--- Start of RECORDS FOR PROCESSING ---

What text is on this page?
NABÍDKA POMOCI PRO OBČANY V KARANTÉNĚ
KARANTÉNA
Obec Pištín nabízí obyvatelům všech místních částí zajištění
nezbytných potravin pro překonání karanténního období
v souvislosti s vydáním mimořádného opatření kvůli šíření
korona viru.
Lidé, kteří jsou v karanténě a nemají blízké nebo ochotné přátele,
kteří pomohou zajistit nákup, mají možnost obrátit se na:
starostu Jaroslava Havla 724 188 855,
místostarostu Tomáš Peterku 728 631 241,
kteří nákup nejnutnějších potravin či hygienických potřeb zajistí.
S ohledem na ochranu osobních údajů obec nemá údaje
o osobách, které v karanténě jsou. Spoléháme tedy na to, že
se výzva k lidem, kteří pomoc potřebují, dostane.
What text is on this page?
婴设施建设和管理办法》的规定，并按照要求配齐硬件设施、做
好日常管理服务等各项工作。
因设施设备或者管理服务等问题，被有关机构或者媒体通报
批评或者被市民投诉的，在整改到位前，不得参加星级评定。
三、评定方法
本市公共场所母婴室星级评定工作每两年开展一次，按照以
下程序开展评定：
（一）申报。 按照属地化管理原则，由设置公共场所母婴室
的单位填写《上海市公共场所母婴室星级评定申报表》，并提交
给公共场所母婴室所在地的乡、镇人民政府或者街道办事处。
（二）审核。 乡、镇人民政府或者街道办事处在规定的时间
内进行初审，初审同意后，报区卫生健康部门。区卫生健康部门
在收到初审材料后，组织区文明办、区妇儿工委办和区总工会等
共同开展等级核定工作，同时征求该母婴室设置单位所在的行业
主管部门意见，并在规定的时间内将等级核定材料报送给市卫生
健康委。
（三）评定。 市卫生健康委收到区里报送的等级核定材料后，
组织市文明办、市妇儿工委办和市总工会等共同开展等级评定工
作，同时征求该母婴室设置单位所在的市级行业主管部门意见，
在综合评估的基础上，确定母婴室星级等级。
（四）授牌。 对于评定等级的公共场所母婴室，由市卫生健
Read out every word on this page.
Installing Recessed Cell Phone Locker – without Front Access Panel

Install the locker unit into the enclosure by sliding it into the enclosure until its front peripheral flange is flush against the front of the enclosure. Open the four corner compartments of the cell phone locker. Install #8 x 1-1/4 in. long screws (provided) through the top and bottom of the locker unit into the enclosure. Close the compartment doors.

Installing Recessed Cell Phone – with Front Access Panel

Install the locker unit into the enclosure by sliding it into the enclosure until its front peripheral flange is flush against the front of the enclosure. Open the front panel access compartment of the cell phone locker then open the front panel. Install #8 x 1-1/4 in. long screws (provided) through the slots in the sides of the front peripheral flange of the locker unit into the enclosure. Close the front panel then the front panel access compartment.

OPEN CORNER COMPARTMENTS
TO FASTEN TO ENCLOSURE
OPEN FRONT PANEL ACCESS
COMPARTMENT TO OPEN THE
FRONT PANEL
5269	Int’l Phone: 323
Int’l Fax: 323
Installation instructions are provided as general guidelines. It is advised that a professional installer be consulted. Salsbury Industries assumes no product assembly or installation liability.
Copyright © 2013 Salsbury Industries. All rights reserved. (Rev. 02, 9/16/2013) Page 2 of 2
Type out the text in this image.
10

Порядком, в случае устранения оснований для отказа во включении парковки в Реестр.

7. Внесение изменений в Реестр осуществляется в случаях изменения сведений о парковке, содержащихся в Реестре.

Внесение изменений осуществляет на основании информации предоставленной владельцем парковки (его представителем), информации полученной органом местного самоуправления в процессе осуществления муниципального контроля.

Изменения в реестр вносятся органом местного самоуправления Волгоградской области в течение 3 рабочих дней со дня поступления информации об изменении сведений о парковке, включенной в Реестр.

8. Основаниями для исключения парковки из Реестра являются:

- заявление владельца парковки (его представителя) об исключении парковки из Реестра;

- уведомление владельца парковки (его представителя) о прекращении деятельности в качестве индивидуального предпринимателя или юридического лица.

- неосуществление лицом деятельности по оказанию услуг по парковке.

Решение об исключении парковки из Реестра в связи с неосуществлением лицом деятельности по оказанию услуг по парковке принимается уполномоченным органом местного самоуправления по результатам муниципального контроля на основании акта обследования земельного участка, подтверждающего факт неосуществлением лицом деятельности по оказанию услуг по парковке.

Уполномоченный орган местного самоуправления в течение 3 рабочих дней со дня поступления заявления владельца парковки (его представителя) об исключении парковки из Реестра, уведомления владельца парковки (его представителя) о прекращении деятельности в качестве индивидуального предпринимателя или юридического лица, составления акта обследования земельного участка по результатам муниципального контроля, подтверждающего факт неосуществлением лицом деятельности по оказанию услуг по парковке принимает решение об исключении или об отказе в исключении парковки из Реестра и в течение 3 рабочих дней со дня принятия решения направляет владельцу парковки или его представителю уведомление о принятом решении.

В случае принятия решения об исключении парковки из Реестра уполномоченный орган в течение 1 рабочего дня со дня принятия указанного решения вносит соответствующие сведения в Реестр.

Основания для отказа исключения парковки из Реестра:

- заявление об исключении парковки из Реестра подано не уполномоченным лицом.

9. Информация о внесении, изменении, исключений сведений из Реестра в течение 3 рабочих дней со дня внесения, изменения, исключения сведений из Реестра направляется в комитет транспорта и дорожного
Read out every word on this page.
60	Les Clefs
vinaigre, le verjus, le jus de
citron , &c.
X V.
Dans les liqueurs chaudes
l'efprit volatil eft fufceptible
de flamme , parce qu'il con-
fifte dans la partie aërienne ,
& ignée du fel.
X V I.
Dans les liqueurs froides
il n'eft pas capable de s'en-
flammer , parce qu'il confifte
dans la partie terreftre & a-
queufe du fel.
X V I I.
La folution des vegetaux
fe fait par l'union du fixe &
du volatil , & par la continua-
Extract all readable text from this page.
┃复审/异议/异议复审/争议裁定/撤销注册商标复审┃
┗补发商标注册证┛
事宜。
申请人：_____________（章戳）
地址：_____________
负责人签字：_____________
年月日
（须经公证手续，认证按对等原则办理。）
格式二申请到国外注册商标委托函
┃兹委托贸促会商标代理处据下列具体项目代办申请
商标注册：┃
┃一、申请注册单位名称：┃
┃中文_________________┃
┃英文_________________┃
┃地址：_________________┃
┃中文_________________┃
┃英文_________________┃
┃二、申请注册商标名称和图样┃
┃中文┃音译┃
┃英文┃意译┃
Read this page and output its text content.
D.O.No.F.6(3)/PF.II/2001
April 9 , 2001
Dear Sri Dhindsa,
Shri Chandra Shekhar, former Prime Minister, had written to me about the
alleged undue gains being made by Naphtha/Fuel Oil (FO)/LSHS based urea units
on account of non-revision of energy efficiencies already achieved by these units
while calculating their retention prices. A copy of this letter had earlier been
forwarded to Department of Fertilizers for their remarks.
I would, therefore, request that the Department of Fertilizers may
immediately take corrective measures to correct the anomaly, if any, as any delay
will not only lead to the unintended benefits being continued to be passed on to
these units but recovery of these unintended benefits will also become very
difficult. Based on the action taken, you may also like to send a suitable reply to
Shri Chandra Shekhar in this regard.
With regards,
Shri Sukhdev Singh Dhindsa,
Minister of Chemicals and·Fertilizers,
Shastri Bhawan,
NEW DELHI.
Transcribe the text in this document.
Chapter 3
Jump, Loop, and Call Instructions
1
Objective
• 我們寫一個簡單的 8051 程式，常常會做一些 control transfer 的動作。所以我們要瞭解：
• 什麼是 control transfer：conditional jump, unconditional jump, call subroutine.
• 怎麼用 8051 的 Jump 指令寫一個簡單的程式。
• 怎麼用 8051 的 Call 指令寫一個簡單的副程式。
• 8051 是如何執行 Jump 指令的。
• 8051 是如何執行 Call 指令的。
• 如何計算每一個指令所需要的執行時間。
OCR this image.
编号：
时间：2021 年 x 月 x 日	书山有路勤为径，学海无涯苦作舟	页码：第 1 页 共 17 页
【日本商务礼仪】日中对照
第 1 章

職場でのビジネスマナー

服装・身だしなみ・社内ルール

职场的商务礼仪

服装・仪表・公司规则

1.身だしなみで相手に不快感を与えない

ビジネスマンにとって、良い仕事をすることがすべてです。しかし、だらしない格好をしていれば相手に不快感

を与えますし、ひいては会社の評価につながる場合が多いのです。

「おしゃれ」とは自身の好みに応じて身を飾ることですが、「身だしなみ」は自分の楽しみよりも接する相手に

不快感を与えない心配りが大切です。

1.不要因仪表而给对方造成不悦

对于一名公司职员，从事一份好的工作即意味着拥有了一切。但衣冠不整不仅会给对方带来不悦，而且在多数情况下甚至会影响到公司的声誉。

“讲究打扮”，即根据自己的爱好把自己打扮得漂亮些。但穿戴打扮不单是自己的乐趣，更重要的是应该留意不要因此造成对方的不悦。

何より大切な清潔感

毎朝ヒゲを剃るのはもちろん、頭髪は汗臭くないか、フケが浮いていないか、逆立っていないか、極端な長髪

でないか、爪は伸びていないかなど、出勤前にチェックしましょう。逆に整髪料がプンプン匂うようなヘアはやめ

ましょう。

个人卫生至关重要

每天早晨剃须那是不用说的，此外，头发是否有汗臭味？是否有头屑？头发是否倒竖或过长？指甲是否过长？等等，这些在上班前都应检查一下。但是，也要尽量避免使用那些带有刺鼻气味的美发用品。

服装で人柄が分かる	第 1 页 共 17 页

--- End of RECORDS FOR PROCESSING ---

__YOUR TASK__
Your output consists solely of the lines from the one with "Read this page and output its text content." through the last line, copied exactly.

__FINAL RESULT__
Read this page and output its text content.
D.O.No.F.6(3)/PF.II/2001
April 9 , 2001
Dear Sri Dhindsa,
Shri Chandra Shekhar, former Prime Minister, had written to me about the
alleged undue gains being made by Naphtha/Fuel Oil (FO)/LSHS based urea units
on account of non-revision of energy efficiencies already achieved by these units
while calculating their retention prices. A copy of this letter had earlier been
forwarded to Department of Fertilizers for their remarks.
I would, therefore, request that the Department of Fertilizers may
immediately take corrective measures to correct the anomaly, if any, as any delay
will not only lead to the unintended benefits being continued to be passed on to
these units but recovery of these unintended benefits will also become very
difficult. Based on the action taken, you may also like to send a suitable reply to
Shri Chandra Shekhar in this regard.
With regards,
Shri Sukhdev Singh Dhindsa,
Minister of Chemicals and·Fertilizers,
Shastri Bhawan,
NEW DELHI.
Transcribe the text in this document.
Chapter 3
Jump, Loop, and Call Instructions
1
Objective
• 我們寫一個簡單的 8051 程式，常常會做一些 control transfer 的動作。所以我們要瞭解：
• 什麼是 control transfer：conditional jump, unconditional jump, call subroutine.
• 怎麼用 8051 的 Jump 指令寫一個簡單的程式。
• 怎麼用 8051 的 Call 指令寫一個簡單的副程式。
• 8051 是如何執行 Jump 指令的。
• 8051 是如何執行 Call 指令的。
• 如何計算每一個指令所需要的執行時間。
OCR this image.
编号：
时间：2021 年 x 月 x 日	书山有路勤为径，学海无涯苦作舟	页码：第 1 页 共 17 页
【日本商务礼仪】日中对照
第 1 章

職場でのビジネスマナー

服装・身だしなみ・社内ルール

职场的商务礼仪

服装・仪表・公司规则

1.身だしなみで相手に不快感を与えない

ビジネスマンにとって、良い仕事をすることがすべてです。しかし、だらしない格好をしていれば相手に不快感

を与えますし、ひいては会社の評価につながる場合が多いのです。

「おしゃれ」とは自身の好みに応じて身を飾ることですが、「身だしなみ」は自分の楽しみよりも接する相手に

不快感を与えない心配りが大切です。

1.不要因仪表而给对方造成不悦

对于一名公司职员，从事一份好的工作即意味着拥有了一切。但衣冠不整不仅会给对方带来不悦，而且在多数情况下甚至会影响到公司的声誉。

“讲究打扮”，即根据自己的爱好把自己打扮得漂亮些。但穿戴打扮不单是自己的乐趣，更重要的是应该留意不要因此造成对方的不悦。

何より大切な清潔感

毎朝ヒゲを剃るのはもちろん、頭髪は汗臭くないか、フケが浮いていないか、逆立っていないか、極端な長髪

でないか、爪は伸びていないかなど、出勤前にチェックしましょう。逆に整髪料がプンプン匂うようなヘアはやめ

ましょう。

个人卫生至关重要

每天早晨剃须那是不用说的，此外，头发是否有汗臭味？是否有头屑？头发是否倒竖或过长？指甲是否过长？等等，这些在上班前都应检查一下。但是，也要尽量避免使用那些带有刺鼻气味的美发用品。

服装で人柄が分かる	第 1 页 共 17 页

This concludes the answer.